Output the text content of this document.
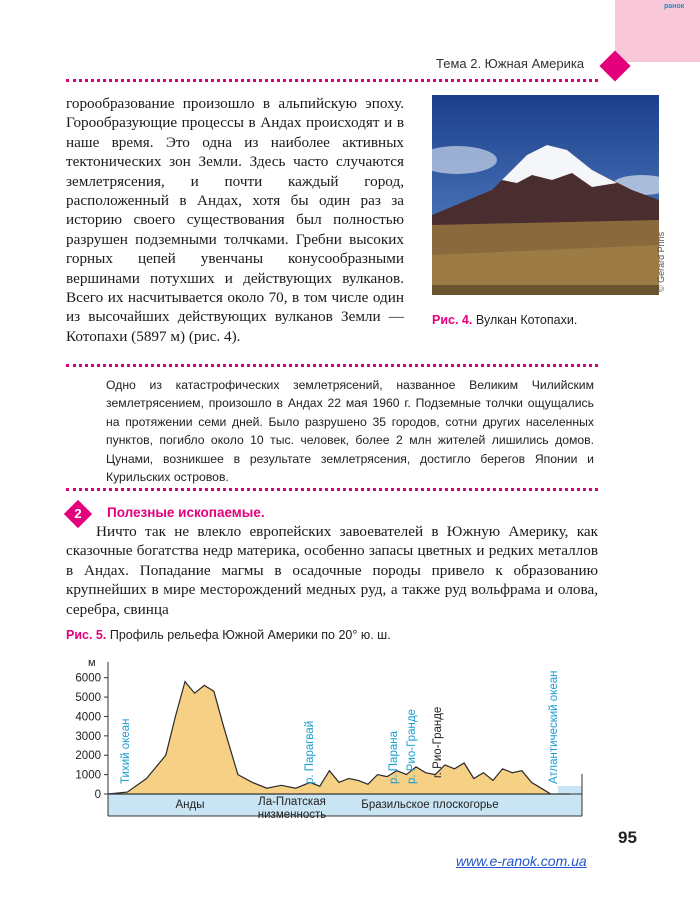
ранок
Тема 2. Южная Америка

горообразование произошло в альпийскую эпоху. Горообразующие процессы в Андах происходят и в наше время. Это одна из наиболее активных тектонических зон Земли. Здесь часто случаются землетрясения, и почти каждый город, расположенный в Андах, хотя бы один раз за историю своего существования был полностью разрушен подземными толчками. Гребни высоких горных цепей увенчаны конусообразными вершинами потухших и действующих вулканов. Всего их насчитывается около 70, в том числе один из высочайших действующих вулканов Земли — Котопахи (5897 м) (рис. 4).

© Gerard Prins
Рис. 4. Вулкан Котопахи.

Одно из катастрофических землетрясений, названное Великим Чилийским землетрясением, произошло в Андах 22 мая 1960 г. Подземные толчки ощущались на протяжении семи дней. Было разрушено 35 городов, сотни других населенных пунктов, погибло около 10 тыс. человек, более 2 млн жителей лишились домов. Цунами, возникшее в результате землетрясения, достигло берегов Японии и Курильских островов.

2	Полезные ископаемые.

Ничто так не влекло европейских завоевателей в Южную Америку, как сказочные богатства недр материка, особенно запасы цветных и редких металлов в Андах. Попадание магмы в осадочные породы привело к образованию крупнейших в мире месторождений медных руд, а также руд вольфрама и олова, серебра, свинца

Рис. 5. Профиль рельефа Южной Америки по 20° ю. ш.
м
6000
5000
4000
3000
2000
1000
0
Анды	Ла-Платская
низменность
Бразильское плоскогорье
Тихий океан	р. Парагвай	р. Парана р. Рио-Гранде г. Рио-Гранде	Атлантический океан
95
www.e-ranok.com.ua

PROBLEM STATEMENT: Select every line of the records holding the string "землетрясения".

RESPONSE BELOW:
горообразование произошло в альпийскую эпоху. Горообразующие процессы в Андах происходят и в наше время. Это одна из наиболее активных тектонических зон Земли. Здесь часто случаются землетрясения, и почти каждый город, расположенный в Андах, хотя бы один раз за историю своего существования был полностью разрушен подземными толчками. Гребни высоких горных цепей увенчаны конусообразными вершинами потухших и действующих вулканов. Всего их насчитывается около 70, в том числе один из высочайших действующих вулканов Земли — Котопахи (5897 м) (рис. 4).
Одно из катастрофических землетрясений, названное Великим Чилийским землетрясением, произошло в Андах 22 мая 1960 г. Подземные толчки ощущались на протяжении семи дней. Было разрушено 35 городов, сотни других населенных пунктов, погибло около 10 тыс. человек, более 2 млн жителей лишились домов. Цунами, возникшее в результате землетрясения, достигло берегов Японии и Курильских островов.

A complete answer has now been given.